[Dataset items]
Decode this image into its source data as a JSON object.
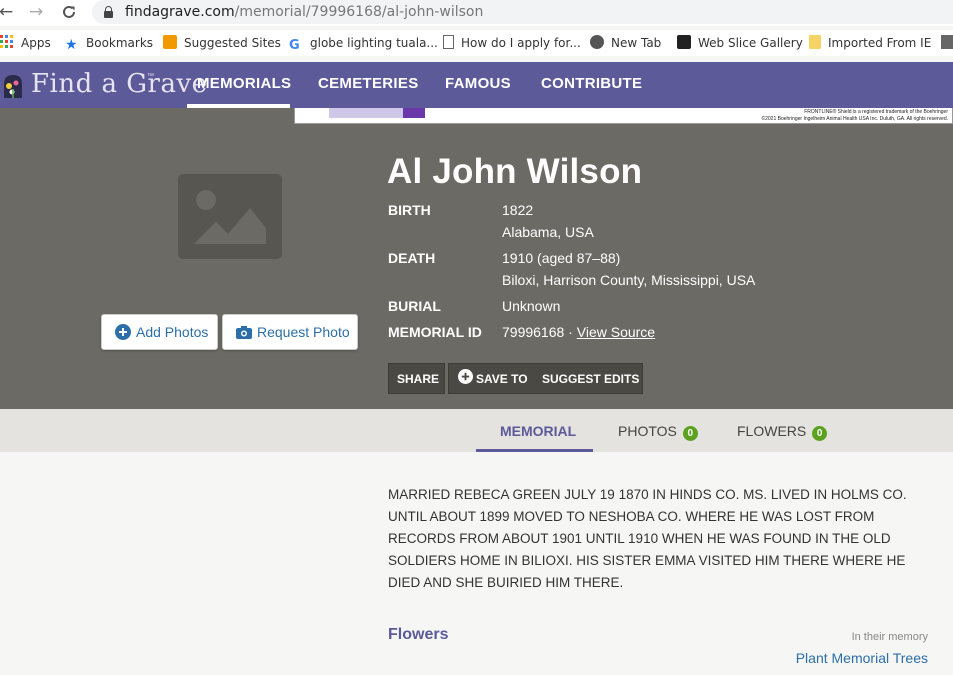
{
  "browser": {
    "url_host": "findagrave.com",
    "url_path": "/memorial/79996168/al-john-wilson",
    "bookmarks": [
      "Apps",
      "Bookmarks",
      "Suggested Sites",
      "globe lighting tuala...",
      "How do I apply for...",
      "New Tab",
      "Web Slice Gallery",
      "Imported From IE"
    ]
  },
  "site": {
    "logo_text": "Find a Grave",
    "logo_tm": "™",
    "nav": [
      "MEMORIALS",
      "CEMETERIES",
      "FAMOUS",
      "CONTRIBUTE"
    ],
    "active_nav": "MEMORIALS",
    "ad_fine_print_1": "FRONTLINE® Shield is a registered trademark of the Boehringer",
    "ad_fine_print_2": "©2021 Boehringer Ingelheim Animal Health USA Inc. Duluth, GA. All rights reserved."
  },
  "memorial": {
    "name": "Al John Wilson",
    "birth_label": "BIRTH",
    "birth_date": "1822",
    "birth_place": "Alabama, USA",
    "death_label": "DEATH",
    "death_date": "1910 (aged 87–88)",
    "death_place": "Biloxi, Harrison County, Mississippi, USA",
    "burial_label": "BURIAL",
    "burial": "Unknown",
    "id_label": "MEMORIAL ID",
    "id": "79996168",
    "id_separator": " · ",
    "view_source": "View Source"
  },
  "buttons": {
    "add_photos": "Add Photos",
    "request_photo": "Request Photo",
    "share": "SHARE",
    "save_to": "SAVE TO",
    "suggest_edits": "SUGGEST EDITS"
  },
  "tabs": {
    "memorial": "MEMORIAL",
    "photos": "PHOTOS",
    "photos_count": "0",
    "flowers": "FLOWERS",
    "flowers_count": "0"
  },
  "bio": "MARRIED REBECA GREEN JULY 19 1870 IN HINDS CO. MS. LIVED IN HOLMS CO. UNTIL ABOUT 1899 MOVED TO NESHOBA CO. WHERE HE WAS LOST FROM RECORDS FROM ABOUT 1901 UNTIL 1910 WHEN HE WAS FOUND IN THE OLD SOLDIERS HOME IN BILIOXI. HIS SISTER EMMA VISITED HIM THERE WHERE HE DIED AND SHE BUIRIED HIM THERE.",
  "flowers_section": {
    "heading": "Flowers",
    "in_their_memory": "In their memory",
    "plant_trees": "Plant Memorial Trees"
  },
  "colors": {
    "nav_purple": "#5c5a99",
    "hero_gray": "#6b6a64",
    "link_blue": "#2c6fa8",
    "badge_green": "#5ca11f"
  }
}
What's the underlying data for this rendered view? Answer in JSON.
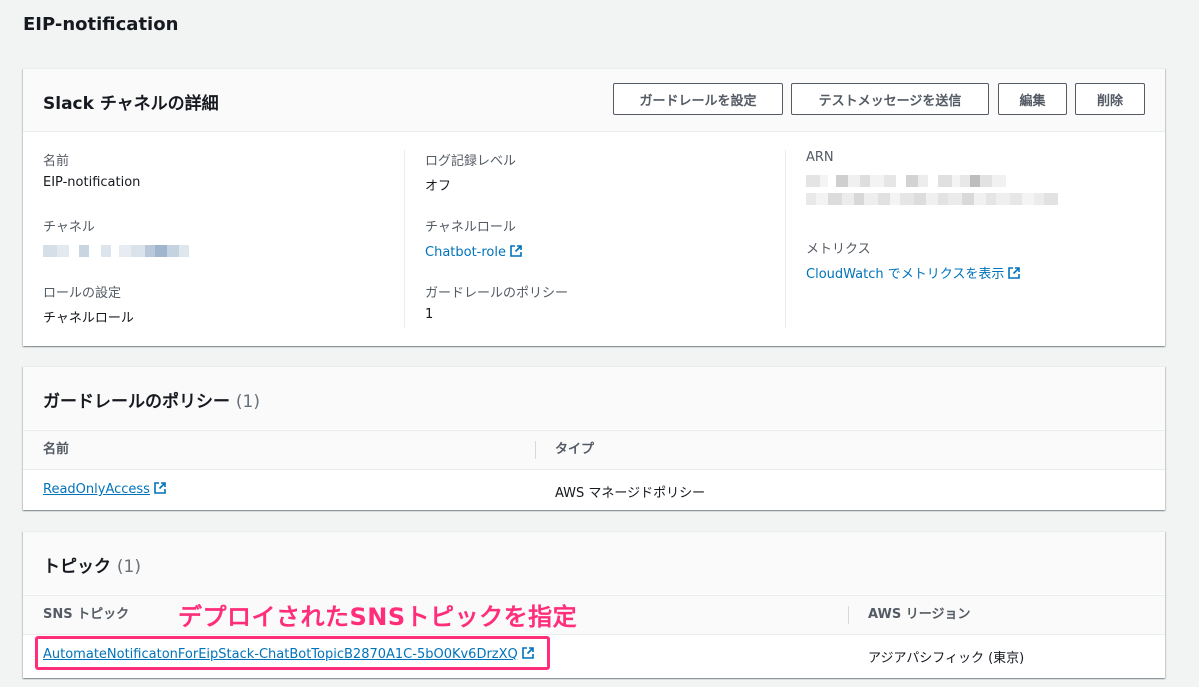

§ What is needed:
Every record above should come back exactly, but without its pictures.

§ Output:
Decode this image into its source data as a JSON object.
{
  "browser": {
    "url_host": "findagrave.com",
    "url_path": "/memorial/79996168/al-john-wilson",
    "bookmarks": [
      "Apps",
      "Bookmarks",
      "Suggested Sites",
      "globe lighting tuala...",
      "How do I apply for...",
      "New Tab",
      "Web Slice Gallery",
      "Imported From IE"
    ]
  },
  "site": {
    "logo_text": "Find a Grave",
    "logo_tm": "™",
    "nav": [
      "MEMORIALS",
      "CEMETERIES",
      "FAMOUS",
      "CONTRIBUTE"
    ],
    "active_nav": "MEMORIALS",
    "ad_fine_print_1": "FRONTLINE® Shield is a registered trademark of the Boehringer",
    "ad_fine_print_2": "©2021 Boehringer Ingelheim Animal Health USA Inc. Duluth, GA. All rights reserved."
  },
  "memorial": {
    "name": "Al John Wilson",
    "birth_label": "BIRTH",
    "birth_date": "1822",
    "birth_place": "Alabama, USA",
    "death_label": "DEATH",
    "death_date": "1910 (aged 87–88)",
    "death_place": "Biloxi, Harrison County, Mississippi, USA",
    "burial_label": "BURIAL",
    "burial": "Unknown",
    "id_label": "MEMORIAL ID",
    "id": "79996168",
    "id_separator": " · ",
    "view_source": "View Source"
  },
  "buttons": {
    "add_photos": "Add Photos",
    "request_photo": "Request Photo",
    "share": "SHARE",
    "save_to": "SAVE TO",
    "suggest_edits": "SUGGEST EDITS"
  },
  "tabs": {
    "memorial": "MEMORIAL",
    "photos": "PHOTOS",
    "photos_count": "0",
    "flowers": "FLOWERS",
    "flowers_count": "0"
  },
  "bio": "MARRIED REBECA GREEN JULY 19 1870 IN HINDS CO. MS. LIVED IN HOLMS CO. UNTIL ABOUT 1899 MOVED TO NESHOBA CO. WHERE HE WAS LOST FROM RECORDS FROM ABOUT 1901 UNTIL 1910 WHEN HE WAS FOUND IN THE OLD SOLDIERS HOME IN BILIOXI. HIS SISTER EMMA VISITED HIM THERE WHERE HE DIED AND SHE BUIRIED HIM THERE.",
  "flowers_section": {
    "heading": "Flowers",
    "in_their_memory": "In their memory",
    "plant_trees": "Plant Memorial Trees"
  },
  "colors": {
    "nav_purple": "#5c5a99",
    "hero_gray": "#6b6a64",
    "link_blue": "#2c6fa8",
    "badge_green": "#5ca11f"
  }
}
What's the underlying data for this rendered view? Answer in JSON.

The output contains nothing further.